• Given instruction:
Output each entry that follows exactly. Images stay out.

• The records:
■ ■ ■
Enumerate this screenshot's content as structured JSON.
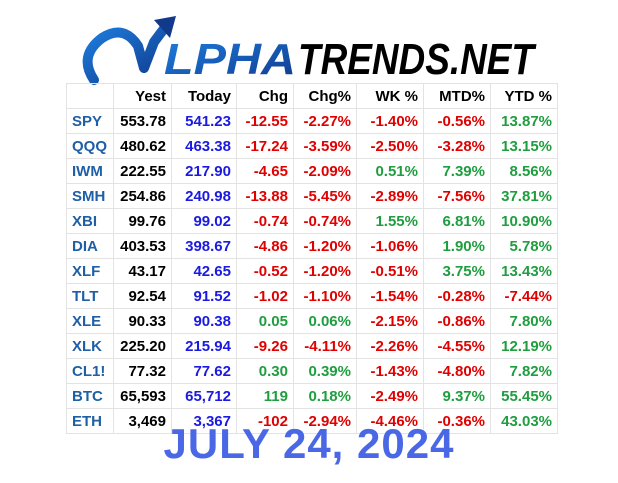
{
  "brand": {
    "logo_text": "ALPHATRENDS.NET",
    "part_alpha": "LPHA",
    "part_trends": "TRENDS.NET",
    "colors": {
      "blue": "#1a73d0",
      "dark_blue": "#123a8c",
      "black": "#000000"
    }
  },
  "table": {
    "columns": [
      "",
      "Yest",
      "Today",
      "Chg",
      "Chg%",
      "WK %",
      "MTD%",
      "YTD %"
    ],
    "rows": [
      {
        "symbol": "SPY",
        "yest": "553.78",
        "today": "541.23",
        "chg": "-12.55",
        "chg_pct": "-2.27%",
        "wk": "-1.40%",
        "mtd": "-0.56%",
        "ytd": "13.87%"
      },
      {
        "symbol": "QQQ",
        "yest": "480.62",
        "today": "463.38",
        "chg": "-17.24",
        "chg_pct": "-3.59%",
        "wk": "-2.50%",
        "mtd": "-3.28%",
        "ytd": "13.15%"
      },
      {
        "symbol": "IWM",
        "yest": "222.55",
        "today": "217.90",
        "chg": "-4.65",
        "chg_pct": "-2.09%",
        "wk": "0.51%",
        "mtd": "7.39%",
        "ytd": "8.56%"
      },
      {
        "symbol": "SMH",
        "yest": "254.86",
        "today": "240.98",
        "chg": "-13.88",
        "chg_pct": "-5.45%",
        "wk": "-2.89%",
        "mtd": "-7.56%",
        "ytd": "37.81%"
      },
      {
        "symbol": "XBI",
        "yest": "99.76",
        "today": "99.02",
        "chg": "-0.74",
        "chg_pct": "-0.74%",
        "wk": "1.55%",
        "mtd": "6.81%",
        "ytd": "10.90%"
      },
      {
        "symbol": "DIA",
        "yest": "403.53",
        "today": "398.67",
        "chg": "-4.86",
        "chg_pct": "-1.20%",
        "wk": "-1.06%",
        "mtd": "1.90%",
        "ytd": "5.78%"
      },
      {
        "symbol": "XLF",
        "yest": "43.17",
        "today": "42.65",
        "chg": "-0.52",
        "chg_pct": "-1.20%",
        "wk": "-0.51%",
        "mtd": "3.75%",
        "ytd": "13.43%"
      },
      {
        "symbol": "TLT",
        "yest": "92.54",
        "today": "91.52",
        "chg": "-1.02",
        "chg_pct": "-1.10%",
        "wk": "-1.54%",
        "mtd": "-0.28%",
        "ytd": "-7.44%"
      },
      {
        "symbol": "XLE",
        "yest": "90.33",
        "today": "90.38",
        "chg": "0.05",
        "chg_pct": "0.06%",
        "wk": "-2.15%",
        "mtd": "-0.86%",
        "ytd": "7.80%"
      },
      {
        "symbol": "XLK",
        "yest": "225.20",
        "today": "215.94",
        "chg": "-9.26",
        "chg_pct": "-4.11%",
        "wk": "-2.26%",
        "mtd": "-4.55%",
        "ytd": "12.19%"
      },
      {
        "symbol": "CL1!",
        "yest": "77.32",
        "today": "77.62",
        "chg": "0.30",
        "chg_pct": "0.39%",
        "wk": "-1.43%",
        "mtd": "-4.80%",
        "ytd": "7.82%"
      },
      {
        "symbol": "BTC",
        "yest": "65,593",
        "today": "65,712",
        "chg": "119",
        "chg_pct": "0.18%",
        "wk": "-2.49%",
        "mtd": "9.37%",
        "ytd": "55.45%"
      },
      {
        "symbol": "ETH",
        "yest": "3,469",
        "today": "3,367",
        "chg": "-102",
        "chg_pct": "-2.94%",
        "wk": "-4.46%",
        "mtd": "-0.36%",
        "ytd": "43.03%"
      }
    ]
  },
  "date": "JULY 24, 2024",
  "colors": {
    "symbol": "#1f5fa6",
    "today": "#1a1ae0",
    "negative": "#e00000",
    "positive": "#1e9e3e",
    "date": "#4a68e6"
  }
}
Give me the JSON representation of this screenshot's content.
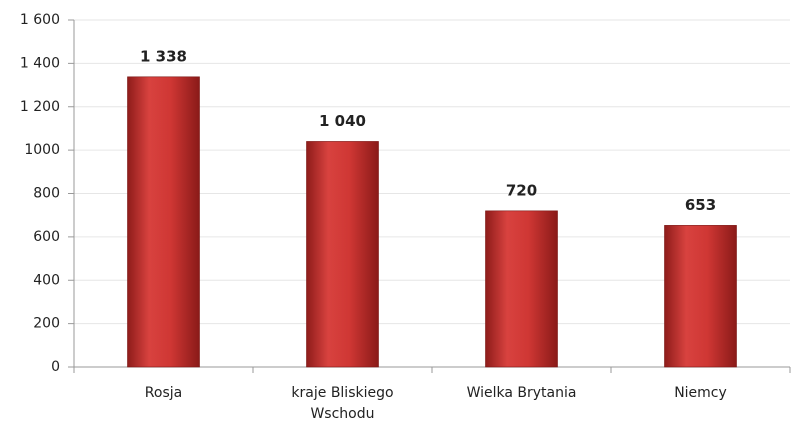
■ ■ ■
• Solution to the exercise:
Enumerate this screenshot's content as structured JSON.
{
  "brand": {
    "logo_text": "ALPHATRENDS.NET",
    "part_alpha": "LPHA",
    "part_trends": "TRENDS.NET",
    "colors": {
      "blue": "#1a73d0",
      "dark_blue": "#123a8c",
      "black": "#000000"
    }
  },
  "table": {
    "columns": [
      "",
      "Yest",
      "Today",
      "Chg",
      "Chg%",
      "WK %",
      "MTD%",
      "YTD %"
    ],
    "rows": [
      {
        "symbol": "SPY",
        "yest": "553.78",
        "today": "541.23",
        "chg": "-12.55",
        "chg_pct": "-2.27%",
        "wk": "-1.40%",
        "mtd": "-0.56%",
        "ytd": "13.87%"
      },
      {
        "symbol": "QQQ",
        "yest": "480.62",
        "today": "463.38",
        "chg": "-17.24",
        "chg_pct": "-3.59%",
        "wk": "-2.50%",
        "mtd": "-3.28%",
        "ytd": "13.15%"
      },
      {
        "symbol": "IWM",
        "yest": "222.55",
        "today": "217.90",
        "chg": "-4.65",
        "chg_pct": "-2.09%",
        "wk": "0.51%",
        "mtd": "7.39%",
        "ytd": "8.56%"
      },
      {
        "symbol": "SMH",
        "yest": "254.86",
        "today": "240.98",
        "chg": "-13.88",
        "chg_pct": "-5.45%",
        "wk": "-2.89%",
        "mtd": "-7.56%",
        "ytd": "37.81%"
      },
      {
        "symbol": "XBI",
        "yest": "99.76",
        "today": "99.02",
        "chg": "-0.74",
        "chg_pct": "-0.74%",
        "wk": "1.55%",
        "mtd": "6.81%",
        "ytd": "10.90%"
      },
      {
        "symbol": "DIA",
        "yest": "403.53",
        "today": "398.67",
        "chg": "-4.86",
        "chg_pct": "-1.20%",
        "wk": "-1.06%",
        "mtd": "1.90%",
        "ytd": "5.78%"
      },
      {
        "symbol": "XLF",
        "yest": "43.17",
        "today": "42.65",
        "chg": "-0.52",
        "chg_pct": "-1.20%",
        "wk": "-0.51%",
        "mtd": "3.75%",
        "ytd": "13.43%"
      },
      {
        "symbol": "TLT",
        "yest": "92.54",
        "today": "91.52",
        "chg": "-1.02",
        "chg_pct": "-1.10%",
        "wk": "-1.54%",
        "mtd": "-0.28%",
        "ytd": "-7.44%"
      },
      {
        "symbol": "XLE",
        "yest": "90.33",
        "today": "90.38",
        "chg": "0.05",
        "chg_pct": "0.06%",
        "wk": "-2.15%",
        "mtd": "-0.86%",
        "ytd": "7.80%"
      },
      {
        "symbol": "XLK",
        "yest": "225.20",
        "today": "215.94",
        "chg": "-9.26",
        "chg_pct": "-4.11%",
        "wk": "-2.26%",
        "mtd": "-4.55%",
        "ytd": "12.19%"
      },
      {
        "symbol": "CL1!",
        "yest": "77.32",
        "today": "77.62",
        "chg": "0.30",
        "chg_pct": "0.39%",
        "wk": "-1.43%",
        "mtd": "-4.80%",
        "ytd": "7.82%"
      },
      {
        "symbol": "BTC",
        "yest": "65,593",
        "today": "65,712",
        "chg": "119",
        "chg_pct": "0.18%",
        "wk": "-2.49%",
        "mtd": "9.37%",
        "ytd": "55.45%"
      },
      {
        "symbol": "ETH",
        "yest": "3,469",
        "today": "3,367",
        "chg": "-102",
        "chg_pct": "-2.94%",
        "wk": "-4.46%",
        "mtd": "-0.36%",
        "ytd": "43.03%"
      }
    ]
  },
  "date": "JULY 24, 2024",
  "colors": {
    "symbol": "#1f5fa6",
    "today": "#1a1ae0",
    "negative": "#e00000",
    "positive": "#1e9e3e",
    "date": "#4a68e6"
  }
}
Give me the JSON representation of this screenshot's content.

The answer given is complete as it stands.